═════ Material shown ═════

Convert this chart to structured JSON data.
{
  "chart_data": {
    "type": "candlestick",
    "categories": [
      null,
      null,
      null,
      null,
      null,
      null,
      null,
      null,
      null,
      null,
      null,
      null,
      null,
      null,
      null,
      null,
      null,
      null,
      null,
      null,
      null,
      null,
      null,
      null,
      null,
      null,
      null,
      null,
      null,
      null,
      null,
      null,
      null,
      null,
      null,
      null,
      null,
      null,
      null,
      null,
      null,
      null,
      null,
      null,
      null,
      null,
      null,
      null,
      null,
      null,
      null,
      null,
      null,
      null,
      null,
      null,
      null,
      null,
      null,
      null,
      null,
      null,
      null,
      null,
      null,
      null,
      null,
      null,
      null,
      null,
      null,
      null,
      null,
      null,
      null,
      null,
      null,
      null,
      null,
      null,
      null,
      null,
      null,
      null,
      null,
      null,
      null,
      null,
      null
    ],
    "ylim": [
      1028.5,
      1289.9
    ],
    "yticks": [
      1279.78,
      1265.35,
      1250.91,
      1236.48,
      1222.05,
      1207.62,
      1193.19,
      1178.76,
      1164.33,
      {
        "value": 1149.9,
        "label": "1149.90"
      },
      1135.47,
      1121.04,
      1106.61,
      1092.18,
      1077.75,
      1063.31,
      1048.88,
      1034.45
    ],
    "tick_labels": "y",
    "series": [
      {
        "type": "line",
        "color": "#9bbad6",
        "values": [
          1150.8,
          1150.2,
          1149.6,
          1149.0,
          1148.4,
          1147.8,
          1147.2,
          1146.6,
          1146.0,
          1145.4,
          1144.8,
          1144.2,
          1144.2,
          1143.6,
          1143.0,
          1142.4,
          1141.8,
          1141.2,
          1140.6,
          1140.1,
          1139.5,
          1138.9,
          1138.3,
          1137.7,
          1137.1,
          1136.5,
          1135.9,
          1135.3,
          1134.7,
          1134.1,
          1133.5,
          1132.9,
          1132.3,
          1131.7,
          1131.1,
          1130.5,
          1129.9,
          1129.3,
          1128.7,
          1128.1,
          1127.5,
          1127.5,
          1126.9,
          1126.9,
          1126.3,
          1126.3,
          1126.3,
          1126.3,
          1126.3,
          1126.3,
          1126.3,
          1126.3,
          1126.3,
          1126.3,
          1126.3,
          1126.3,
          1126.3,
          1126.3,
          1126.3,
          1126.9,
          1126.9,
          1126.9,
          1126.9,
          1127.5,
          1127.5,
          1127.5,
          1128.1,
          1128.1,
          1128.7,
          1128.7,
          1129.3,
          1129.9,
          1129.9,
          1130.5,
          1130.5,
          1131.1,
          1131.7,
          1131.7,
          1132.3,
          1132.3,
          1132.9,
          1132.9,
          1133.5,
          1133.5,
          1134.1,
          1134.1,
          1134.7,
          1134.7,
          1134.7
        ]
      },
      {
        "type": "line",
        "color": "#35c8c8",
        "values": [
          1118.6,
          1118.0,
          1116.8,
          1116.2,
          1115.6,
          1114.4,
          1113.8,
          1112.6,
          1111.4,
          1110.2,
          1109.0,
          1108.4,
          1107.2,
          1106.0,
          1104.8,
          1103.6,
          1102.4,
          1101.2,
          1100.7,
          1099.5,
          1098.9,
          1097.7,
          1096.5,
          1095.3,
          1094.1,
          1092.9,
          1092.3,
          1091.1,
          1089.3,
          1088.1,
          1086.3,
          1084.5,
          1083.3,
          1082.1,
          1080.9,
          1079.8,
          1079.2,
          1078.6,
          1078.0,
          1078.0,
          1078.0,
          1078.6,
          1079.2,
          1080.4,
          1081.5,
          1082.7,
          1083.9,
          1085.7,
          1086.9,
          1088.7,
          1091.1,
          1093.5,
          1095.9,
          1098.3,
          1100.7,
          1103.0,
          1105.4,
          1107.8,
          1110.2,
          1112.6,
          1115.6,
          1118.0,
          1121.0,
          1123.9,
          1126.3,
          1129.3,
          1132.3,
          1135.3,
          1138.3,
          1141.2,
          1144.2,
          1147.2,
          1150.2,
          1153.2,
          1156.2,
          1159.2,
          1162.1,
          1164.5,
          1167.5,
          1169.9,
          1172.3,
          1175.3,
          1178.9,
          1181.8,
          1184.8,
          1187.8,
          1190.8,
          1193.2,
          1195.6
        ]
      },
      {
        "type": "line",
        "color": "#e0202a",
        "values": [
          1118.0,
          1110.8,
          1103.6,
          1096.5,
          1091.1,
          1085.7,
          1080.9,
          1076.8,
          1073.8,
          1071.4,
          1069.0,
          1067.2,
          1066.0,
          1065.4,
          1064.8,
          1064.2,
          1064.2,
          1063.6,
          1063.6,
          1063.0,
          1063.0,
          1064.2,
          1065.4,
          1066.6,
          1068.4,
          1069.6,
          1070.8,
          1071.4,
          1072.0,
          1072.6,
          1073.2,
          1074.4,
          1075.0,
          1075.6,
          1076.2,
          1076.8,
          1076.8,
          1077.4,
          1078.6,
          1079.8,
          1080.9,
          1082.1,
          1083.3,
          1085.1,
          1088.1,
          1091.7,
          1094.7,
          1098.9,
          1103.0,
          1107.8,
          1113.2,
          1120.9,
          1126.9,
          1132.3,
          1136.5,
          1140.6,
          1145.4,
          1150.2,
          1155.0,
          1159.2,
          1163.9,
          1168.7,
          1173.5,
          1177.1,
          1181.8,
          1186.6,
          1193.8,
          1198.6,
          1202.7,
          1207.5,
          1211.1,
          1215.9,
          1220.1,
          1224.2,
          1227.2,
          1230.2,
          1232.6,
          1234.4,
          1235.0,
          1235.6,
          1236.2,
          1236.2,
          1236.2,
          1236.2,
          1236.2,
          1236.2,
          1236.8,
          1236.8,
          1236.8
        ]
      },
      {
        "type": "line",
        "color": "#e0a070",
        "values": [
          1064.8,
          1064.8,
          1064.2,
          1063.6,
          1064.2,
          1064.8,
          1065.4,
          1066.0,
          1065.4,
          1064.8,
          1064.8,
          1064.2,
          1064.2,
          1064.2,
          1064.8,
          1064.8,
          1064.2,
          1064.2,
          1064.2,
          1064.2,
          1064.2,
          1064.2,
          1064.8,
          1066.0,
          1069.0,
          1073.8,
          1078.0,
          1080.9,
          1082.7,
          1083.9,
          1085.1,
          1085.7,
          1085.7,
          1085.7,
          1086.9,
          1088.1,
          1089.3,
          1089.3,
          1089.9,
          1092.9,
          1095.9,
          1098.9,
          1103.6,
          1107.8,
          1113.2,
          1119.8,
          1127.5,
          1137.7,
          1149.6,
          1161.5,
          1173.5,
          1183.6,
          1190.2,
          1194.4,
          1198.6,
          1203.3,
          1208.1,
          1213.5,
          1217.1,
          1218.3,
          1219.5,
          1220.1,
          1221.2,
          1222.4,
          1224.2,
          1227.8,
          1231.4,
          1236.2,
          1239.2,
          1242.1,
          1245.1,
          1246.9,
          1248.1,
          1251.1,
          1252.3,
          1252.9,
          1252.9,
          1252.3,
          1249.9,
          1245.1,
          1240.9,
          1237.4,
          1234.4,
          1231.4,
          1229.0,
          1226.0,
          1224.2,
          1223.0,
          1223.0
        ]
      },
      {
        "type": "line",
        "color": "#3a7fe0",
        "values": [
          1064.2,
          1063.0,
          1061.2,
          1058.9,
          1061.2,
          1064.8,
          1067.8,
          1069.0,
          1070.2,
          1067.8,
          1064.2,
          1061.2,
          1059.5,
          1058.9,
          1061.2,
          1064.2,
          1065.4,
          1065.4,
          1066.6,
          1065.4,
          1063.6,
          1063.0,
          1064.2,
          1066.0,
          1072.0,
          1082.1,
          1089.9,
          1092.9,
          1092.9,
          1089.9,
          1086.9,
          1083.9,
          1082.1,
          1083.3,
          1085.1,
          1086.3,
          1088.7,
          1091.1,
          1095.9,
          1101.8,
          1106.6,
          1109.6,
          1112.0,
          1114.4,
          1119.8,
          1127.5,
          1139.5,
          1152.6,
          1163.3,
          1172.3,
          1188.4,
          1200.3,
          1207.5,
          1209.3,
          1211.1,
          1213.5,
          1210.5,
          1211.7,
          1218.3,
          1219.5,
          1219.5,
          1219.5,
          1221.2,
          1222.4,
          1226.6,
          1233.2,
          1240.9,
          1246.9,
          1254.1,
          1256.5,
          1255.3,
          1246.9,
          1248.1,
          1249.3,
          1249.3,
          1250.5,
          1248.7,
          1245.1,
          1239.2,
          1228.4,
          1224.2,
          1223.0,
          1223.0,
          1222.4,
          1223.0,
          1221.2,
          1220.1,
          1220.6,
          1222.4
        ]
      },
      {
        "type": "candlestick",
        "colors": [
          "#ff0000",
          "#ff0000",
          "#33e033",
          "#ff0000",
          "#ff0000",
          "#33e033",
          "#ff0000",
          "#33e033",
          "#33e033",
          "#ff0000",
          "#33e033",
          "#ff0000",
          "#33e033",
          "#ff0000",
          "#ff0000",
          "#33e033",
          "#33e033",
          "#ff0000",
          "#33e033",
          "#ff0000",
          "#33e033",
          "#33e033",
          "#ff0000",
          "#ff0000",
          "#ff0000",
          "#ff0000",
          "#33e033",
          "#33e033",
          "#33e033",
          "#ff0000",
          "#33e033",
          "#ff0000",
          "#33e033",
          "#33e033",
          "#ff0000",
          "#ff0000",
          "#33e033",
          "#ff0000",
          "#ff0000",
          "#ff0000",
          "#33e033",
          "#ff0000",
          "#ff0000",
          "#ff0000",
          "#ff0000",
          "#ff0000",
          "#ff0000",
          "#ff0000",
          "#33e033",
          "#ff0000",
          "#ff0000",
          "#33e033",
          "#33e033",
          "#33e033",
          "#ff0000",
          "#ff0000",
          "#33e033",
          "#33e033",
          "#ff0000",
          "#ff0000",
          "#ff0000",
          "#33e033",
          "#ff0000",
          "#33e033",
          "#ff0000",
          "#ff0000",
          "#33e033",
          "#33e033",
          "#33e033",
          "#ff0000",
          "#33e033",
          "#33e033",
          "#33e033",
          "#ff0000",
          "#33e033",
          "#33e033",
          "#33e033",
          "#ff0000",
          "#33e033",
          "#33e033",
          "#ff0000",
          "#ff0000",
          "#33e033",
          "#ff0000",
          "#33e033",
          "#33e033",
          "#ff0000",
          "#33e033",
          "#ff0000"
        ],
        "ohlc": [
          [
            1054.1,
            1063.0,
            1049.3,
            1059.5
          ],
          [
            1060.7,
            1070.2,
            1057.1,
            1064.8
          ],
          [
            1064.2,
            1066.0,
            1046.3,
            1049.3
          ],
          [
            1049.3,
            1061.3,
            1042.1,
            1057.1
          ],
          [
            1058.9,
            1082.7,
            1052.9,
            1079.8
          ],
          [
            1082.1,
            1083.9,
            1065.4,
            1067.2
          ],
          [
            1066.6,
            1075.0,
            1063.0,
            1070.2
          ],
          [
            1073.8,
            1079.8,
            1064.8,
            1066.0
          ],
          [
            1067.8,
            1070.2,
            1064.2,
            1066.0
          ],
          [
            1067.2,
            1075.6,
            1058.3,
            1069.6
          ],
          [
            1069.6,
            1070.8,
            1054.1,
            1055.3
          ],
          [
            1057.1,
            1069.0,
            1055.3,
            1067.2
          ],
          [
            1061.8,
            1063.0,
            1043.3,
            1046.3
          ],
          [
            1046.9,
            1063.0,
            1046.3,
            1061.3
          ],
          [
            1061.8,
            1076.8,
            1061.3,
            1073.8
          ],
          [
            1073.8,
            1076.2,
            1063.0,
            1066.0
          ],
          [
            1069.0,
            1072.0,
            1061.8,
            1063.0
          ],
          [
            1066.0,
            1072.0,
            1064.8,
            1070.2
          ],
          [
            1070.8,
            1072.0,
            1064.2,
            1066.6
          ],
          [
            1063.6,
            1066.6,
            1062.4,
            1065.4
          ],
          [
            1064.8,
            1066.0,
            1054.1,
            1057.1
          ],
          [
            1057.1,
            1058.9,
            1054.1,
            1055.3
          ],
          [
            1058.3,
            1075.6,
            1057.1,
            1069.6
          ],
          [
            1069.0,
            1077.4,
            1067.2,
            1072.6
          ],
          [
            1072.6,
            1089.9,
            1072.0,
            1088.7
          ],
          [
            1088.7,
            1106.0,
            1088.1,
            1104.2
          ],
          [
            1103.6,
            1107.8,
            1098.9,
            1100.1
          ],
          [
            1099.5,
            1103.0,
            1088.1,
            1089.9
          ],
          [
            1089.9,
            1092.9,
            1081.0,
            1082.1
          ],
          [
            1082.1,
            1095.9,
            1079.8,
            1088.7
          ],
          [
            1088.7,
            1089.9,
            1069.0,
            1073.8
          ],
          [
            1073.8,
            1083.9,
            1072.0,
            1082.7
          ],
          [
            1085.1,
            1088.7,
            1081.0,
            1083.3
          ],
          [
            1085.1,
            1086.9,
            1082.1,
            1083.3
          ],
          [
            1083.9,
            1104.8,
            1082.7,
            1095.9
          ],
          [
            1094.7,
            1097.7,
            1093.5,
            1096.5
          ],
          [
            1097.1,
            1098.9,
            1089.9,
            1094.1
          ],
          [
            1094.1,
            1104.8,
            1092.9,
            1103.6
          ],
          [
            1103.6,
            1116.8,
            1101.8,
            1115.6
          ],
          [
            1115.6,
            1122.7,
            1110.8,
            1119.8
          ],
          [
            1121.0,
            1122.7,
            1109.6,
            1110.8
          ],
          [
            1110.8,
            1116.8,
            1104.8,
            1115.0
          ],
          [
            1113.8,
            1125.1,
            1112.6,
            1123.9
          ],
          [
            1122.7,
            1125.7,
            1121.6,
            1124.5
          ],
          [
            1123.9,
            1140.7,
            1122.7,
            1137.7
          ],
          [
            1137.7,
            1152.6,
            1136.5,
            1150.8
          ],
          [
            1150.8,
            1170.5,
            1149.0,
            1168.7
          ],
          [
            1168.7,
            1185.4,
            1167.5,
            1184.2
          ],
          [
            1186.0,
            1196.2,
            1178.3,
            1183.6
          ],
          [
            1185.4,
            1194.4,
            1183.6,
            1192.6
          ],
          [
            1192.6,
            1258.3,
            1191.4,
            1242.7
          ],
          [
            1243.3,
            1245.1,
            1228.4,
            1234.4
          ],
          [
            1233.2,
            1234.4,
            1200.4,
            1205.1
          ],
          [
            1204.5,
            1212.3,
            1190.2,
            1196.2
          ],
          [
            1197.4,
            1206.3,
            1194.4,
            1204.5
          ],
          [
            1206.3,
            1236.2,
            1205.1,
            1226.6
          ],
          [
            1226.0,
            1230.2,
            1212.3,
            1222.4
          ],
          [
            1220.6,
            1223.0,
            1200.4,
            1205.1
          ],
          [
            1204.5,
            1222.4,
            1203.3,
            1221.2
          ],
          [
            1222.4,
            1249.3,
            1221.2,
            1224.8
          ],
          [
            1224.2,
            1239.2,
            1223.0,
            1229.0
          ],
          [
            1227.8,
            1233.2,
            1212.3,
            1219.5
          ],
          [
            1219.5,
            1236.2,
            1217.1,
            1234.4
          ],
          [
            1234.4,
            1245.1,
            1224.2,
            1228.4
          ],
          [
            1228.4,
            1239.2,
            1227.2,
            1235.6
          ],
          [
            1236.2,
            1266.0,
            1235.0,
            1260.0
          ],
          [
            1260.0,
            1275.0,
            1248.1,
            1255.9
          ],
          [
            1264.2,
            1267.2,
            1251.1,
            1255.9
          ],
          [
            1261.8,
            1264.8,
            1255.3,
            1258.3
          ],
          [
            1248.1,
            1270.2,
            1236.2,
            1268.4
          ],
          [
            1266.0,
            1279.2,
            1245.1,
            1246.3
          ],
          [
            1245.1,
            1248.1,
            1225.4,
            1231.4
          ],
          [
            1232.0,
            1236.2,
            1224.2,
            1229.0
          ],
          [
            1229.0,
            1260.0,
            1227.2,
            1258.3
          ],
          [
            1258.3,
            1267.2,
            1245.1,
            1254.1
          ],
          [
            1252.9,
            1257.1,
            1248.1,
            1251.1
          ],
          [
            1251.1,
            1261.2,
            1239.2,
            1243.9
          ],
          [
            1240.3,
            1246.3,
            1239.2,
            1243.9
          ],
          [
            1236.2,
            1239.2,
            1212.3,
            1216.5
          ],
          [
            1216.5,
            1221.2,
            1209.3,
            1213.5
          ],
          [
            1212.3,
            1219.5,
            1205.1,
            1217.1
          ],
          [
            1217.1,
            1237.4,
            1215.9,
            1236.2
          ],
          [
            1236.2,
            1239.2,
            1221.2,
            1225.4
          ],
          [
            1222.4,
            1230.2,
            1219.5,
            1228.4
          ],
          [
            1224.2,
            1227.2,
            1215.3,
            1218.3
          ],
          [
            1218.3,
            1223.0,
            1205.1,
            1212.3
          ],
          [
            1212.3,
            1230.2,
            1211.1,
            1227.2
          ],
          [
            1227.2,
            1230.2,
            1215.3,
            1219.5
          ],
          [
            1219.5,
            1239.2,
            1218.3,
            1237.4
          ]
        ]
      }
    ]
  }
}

═════

What the task asks: Each line that holds the word "candlestick" is to be copied.

Result below:
    "type": "candlestick",
        "type": "candlestick",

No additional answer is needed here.